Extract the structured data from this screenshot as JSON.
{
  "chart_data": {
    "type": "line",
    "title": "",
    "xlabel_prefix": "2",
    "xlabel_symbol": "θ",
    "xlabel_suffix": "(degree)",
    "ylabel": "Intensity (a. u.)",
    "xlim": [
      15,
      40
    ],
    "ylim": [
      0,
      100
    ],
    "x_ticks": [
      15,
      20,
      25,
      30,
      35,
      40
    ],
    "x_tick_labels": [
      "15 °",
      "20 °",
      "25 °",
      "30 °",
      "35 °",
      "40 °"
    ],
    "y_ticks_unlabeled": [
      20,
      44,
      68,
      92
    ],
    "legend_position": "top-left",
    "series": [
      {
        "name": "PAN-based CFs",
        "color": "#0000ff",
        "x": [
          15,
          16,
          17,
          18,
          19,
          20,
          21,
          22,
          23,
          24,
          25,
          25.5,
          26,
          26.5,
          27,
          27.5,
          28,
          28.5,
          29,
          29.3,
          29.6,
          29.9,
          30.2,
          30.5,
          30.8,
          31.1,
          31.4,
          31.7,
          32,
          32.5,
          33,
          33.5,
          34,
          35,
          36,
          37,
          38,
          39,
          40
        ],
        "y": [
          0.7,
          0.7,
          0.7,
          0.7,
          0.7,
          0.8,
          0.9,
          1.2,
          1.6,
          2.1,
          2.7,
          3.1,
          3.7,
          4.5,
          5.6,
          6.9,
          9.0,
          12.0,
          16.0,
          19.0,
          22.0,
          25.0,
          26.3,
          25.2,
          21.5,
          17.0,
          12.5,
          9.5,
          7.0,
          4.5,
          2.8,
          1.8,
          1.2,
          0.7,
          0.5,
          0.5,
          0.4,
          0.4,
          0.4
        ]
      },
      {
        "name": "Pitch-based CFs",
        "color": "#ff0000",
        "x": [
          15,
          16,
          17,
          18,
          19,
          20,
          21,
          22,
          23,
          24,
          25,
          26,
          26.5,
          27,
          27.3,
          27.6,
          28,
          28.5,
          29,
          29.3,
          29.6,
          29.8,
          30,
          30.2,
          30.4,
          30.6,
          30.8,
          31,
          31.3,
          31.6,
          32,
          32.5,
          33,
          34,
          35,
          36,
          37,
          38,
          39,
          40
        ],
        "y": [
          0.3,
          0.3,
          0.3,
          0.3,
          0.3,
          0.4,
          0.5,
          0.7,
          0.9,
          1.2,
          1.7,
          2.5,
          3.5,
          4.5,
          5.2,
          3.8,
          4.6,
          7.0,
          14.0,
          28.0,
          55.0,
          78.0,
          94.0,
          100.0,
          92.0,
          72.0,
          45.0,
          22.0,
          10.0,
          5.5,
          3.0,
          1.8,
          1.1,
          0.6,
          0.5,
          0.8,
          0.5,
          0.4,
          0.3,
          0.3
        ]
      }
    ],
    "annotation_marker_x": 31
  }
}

..............................

*Exercise description*
Write the entire listing out again, word for word.

*Full solution*
Extract the structured data from this screenshot as JSON.
{
  "chart_data": {
    "type": "line",
    "title": "",
    "xlabel_prefix": "2",
    "xlabel_symbol": "θ",
    "xlabel_suffix": "(degree)",
    "ylabel": "Intensity (a. u.)",
    "xlim": [
      15,
      40
    ],
    "ylim": [
      0,
      100
    ],
    "x_ticks": [
      15,
      20,
      25,
      30,
      35,
      40
    ],
    "x_tick_labels": [
      "15 °",
      "20 °",
      "25 °",
      "30 °",
      "35 °",
      "40 °"
    ],
    "y_ticks_unlabeled": [
      20,
      44,
      68,
      92
    ],
    "legend_position": "top-left",
    "series": [
      {
        "name": "PAN-based CFs",
        "color": "#0000ff",
        "x": [
          15,
          16,
          17,
          18,
          19,
          20,
          21,
          22,
          23,
          24,
          25,
          25.5,
          26,
          26.5,
          27,
          27.5,
          28,
          28.5,
          29,
          29.3,
          29.6,
          29.9,
          30.2,
          30.5,
          30.8,
          31.1,
          31.4,
          31.7,
          32,
          32.5,
          33,
          33.5,
          34,
          35,
          36,
          37,
          38,
          39,
          40
        ],
        "y": [
          0.7,
          0.7,
          0.7,
          0.7,
          0.7,
          0.8,
          0.9,
          1.2,
          1.6,
          2.1,
          2.7,
          3.1,
          3.7,
          4.5,
          5.6,
          6.9,
          9.0,
          12.0,
          16.0,
          19.0,
          22.0,
          25.0,
          26.3,
          25.2,
          21.5,
          17.0,
          12.5,
          9.5,
          7.0,
          4.5,
          2.8,
          1.8,
          1.2,
          0.7,
          0.5,
          0.5,
          0.4,
          0.4,
          0.4
        ]
      },
      {
        "name": "Pitch-based CFs",
        "color": "#ff0000",
        "x": [
          15,
          16,
          17,
          18,
          19,
          20,
          21,
          22,
          23,
          24,
          25,
          26,
          26.5,
          27,
          27.3,
          27.6,
          28,
          28.5,
          29,
          29.3,
          29.6,
          29.8,
          30,
          30.2,
          30.4,
          30.6,
          30.8,
          31,
          31.3,
          31.6,
          32,
          32.5,
          33,
          34,
          35,
          36,
          37,
          38,
          39,
          40
        ],
        "y": [
          0.3,
          0.3,
          0.3,
          0.3,
          0.3,
          0.4,
          0.5,
          0.7,
          0.9,
          1.2,
          1.7,
          2.5,
          3.5,
          4.5,
          5.2,
          3.8,
          4.6,
          7.0,
          14.0,
          28.0,
          55.0,
          78.0,
          94.0,
          100.0,
          92.0,
          72.0,
          45.0,
          22.0,
          10.0,
          5.5,
          3.0,
          1.8,
          1.1,
          0.6,
          0.5,
          0.8,
          0.5,
          0.4,
          0.3,
          0.3
        ]
      }
    ],
    "annotation_marker_x": 31
  }
}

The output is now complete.